Rows:

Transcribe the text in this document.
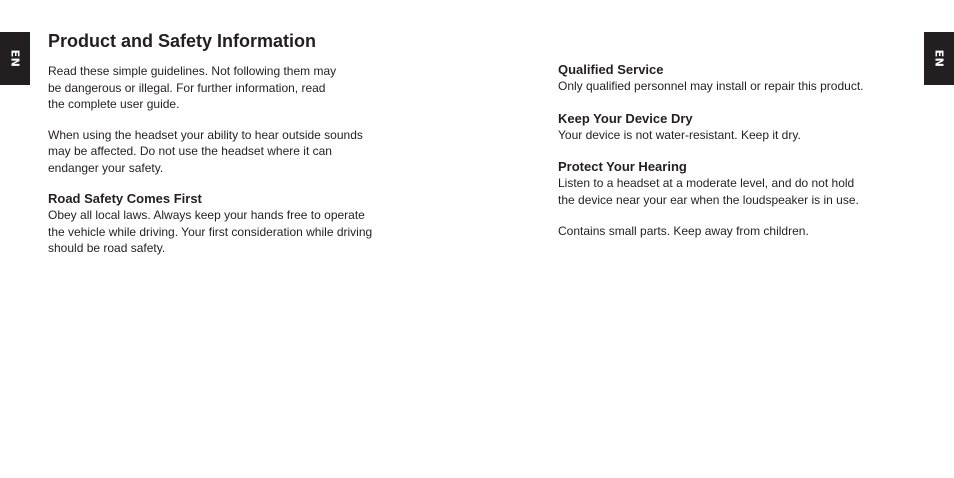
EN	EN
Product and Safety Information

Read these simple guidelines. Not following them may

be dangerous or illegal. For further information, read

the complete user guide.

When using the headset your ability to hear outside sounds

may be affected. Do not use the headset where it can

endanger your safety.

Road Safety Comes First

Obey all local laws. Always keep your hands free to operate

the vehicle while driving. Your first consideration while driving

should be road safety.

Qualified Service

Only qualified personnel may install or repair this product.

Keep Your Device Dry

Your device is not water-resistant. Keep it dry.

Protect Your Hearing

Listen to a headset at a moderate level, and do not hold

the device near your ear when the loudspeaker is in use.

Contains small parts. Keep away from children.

Your objective: Every entry above needs to be retyped exactly; drop the pictures.

Completed task:
Transcribe the text in this document.
EN	EN
Product and Safety Information

Read these simple guidelines. Not following them may

be dangerous or illegal. For further information, read

the complete user guide.

When using the headset your ability to hear outside sounds

may be affected. Do not use the headset where it can

endanger your safety.

Road Safety Comes First

Obey all local laws. Always keep your hands free to operate

the vehicle while driving. Your first consideration while driving

should be road safety.

Qualified Service

Only qualified personnel may install or repair this product.

Keep Your Device Dry

Your device is not water-resistant. Keep it dry.

Protect Your Hearing

Listen to a headset at a moderate level, and do not hold

the device near your ear when the loudspeaker is in use.

Contains small parts. Keep away from children.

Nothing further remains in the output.